Record excerpts ::
------------------------------------------------

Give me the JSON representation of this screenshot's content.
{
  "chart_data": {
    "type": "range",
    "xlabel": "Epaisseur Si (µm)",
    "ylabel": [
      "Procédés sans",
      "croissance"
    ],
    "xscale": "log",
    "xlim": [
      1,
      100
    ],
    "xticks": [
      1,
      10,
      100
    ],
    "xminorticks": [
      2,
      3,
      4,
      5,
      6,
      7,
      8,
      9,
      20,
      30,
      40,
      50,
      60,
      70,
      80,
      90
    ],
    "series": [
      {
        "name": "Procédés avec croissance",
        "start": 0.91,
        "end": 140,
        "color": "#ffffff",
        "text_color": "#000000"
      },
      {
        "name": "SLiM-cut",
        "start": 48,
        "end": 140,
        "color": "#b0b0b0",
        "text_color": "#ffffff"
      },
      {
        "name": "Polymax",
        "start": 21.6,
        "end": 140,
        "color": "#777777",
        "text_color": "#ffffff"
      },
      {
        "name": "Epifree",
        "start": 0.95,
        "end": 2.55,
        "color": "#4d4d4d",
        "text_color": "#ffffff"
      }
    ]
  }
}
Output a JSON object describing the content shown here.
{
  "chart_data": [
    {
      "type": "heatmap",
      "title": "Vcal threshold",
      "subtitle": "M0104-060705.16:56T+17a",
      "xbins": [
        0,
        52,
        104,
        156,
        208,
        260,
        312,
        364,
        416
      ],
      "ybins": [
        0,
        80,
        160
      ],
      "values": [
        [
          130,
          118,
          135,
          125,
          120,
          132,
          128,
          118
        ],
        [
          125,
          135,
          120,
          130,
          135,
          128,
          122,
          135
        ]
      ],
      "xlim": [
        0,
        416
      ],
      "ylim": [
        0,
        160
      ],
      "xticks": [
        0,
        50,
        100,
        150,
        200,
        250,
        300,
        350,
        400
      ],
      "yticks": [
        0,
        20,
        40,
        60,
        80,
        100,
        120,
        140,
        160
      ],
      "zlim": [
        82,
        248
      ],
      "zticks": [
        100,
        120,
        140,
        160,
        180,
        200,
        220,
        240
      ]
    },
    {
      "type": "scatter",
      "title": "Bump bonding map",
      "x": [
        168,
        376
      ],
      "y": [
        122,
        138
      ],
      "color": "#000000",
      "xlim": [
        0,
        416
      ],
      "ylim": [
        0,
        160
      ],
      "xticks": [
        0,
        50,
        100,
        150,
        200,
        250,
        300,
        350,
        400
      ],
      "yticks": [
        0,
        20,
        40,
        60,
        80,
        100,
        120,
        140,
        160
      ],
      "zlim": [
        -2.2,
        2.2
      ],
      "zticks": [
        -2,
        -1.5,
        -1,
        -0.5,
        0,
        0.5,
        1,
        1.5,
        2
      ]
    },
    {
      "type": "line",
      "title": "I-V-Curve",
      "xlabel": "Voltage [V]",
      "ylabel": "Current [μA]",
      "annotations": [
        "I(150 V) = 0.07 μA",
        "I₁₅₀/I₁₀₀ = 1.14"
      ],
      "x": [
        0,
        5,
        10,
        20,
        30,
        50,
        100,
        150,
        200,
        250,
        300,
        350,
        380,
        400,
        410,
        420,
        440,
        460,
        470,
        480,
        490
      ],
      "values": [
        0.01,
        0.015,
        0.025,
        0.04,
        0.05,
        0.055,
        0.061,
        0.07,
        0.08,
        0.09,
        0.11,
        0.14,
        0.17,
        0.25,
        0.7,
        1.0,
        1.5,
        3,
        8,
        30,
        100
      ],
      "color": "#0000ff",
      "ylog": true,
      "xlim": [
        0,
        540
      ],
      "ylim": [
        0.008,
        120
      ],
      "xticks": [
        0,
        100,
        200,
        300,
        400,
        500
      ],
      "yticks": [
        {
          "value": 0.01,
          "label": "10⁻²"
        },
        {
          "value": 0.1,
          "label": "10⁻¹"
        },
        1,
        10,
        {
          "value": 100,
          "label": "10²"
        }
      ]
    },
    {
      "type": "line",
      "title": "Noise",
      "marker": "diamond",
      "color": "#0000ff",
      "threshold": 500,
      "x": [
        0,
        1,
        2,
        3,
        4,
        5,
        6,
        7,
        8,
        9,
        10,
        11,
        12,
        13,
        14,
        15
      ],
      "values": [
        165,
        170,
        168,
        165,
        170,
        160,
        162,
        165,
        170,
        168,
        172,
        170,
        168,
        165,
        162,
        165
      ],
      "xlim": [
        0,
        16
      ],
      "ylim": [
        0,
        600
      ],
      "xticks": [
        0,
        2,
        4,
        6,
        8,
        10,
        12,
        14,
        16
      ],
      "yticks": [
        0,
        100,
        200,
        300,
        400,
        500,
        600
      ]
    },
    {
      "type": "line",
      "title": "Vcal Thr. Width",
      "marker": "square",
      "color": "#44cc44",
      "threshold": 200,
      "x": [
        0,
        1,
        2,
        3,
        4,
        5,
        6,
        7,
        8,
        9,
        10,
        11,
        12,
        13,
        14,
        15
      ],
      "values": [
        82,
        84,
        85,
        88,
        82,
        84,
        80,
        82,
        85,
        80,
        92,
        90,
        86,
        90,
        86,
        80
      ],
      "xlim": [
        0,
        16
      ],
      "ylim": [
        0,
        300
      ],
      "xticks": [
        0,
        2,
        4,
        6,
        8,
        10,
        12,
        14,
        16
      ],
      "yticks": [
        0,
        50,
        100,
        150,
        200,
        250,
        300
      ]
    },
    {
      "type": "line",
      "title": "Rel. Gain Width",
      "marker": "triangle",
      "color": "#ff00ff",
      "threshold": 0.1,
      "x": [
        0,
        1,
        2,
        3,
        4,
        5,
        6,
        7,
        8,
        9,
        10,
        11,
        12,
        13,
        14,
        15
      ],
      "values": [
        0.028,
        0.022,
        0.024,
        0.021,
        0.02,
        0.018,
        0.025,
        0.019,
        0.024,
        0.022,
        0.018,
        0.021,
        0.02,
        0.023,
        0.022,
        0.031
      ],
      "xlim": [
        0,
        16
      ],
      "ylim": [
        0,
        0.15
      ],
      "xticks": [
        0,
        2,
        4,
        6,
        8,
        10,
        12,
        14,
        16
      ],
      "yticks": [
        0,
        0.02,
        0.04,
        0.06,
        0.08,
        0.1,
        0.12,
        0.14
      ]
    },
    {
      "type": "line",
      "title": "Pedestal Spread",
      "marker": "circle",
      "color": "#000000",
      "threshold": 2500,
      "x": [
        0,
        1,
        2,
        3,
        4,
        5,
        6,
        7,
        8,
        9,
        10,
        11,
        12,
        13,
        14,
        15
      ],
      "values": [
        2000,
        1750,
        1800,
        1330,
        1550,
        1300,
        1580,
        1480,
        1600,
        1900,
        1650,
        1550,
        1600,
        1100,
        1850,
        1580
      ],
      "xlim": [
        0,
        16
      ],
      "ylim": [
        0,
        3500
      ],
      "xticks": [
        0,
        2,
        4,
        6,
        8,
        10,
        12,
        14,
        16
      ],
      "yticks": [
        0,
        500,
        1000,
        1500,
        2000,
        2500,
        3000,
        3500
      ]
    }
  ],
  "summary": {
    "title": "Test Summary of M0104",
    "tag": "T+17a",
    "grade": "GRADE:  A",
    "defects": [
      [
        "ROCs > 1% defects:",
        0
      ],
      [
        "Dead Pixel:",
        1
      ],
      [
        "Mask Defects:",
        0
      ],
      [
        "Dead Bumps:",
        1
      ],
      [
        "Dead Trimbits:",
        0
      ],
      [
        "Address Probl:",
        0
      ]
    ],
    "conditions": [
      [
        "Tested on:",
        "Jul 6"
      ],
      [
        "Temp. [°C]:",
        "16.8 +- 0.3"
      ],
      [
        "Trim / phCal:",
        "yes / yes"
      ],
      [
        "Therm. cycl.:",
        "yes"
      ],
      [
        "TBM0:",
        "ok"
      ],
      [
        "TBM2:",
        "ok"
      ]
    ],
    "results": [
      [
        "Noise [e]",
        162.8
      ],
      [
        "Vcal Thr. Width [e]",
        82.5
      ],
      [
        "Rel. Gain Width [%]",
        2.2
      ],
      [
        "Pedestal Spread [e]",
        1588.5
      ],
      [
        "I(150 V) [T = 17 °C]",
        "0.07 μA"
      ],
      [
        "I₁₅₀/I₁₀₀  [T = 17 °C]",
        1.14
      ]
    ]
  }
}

------------------------------------------------

Each line in the listing above either holds the string "start" or does not; state how many do, giving the number only.

Answer below ::
4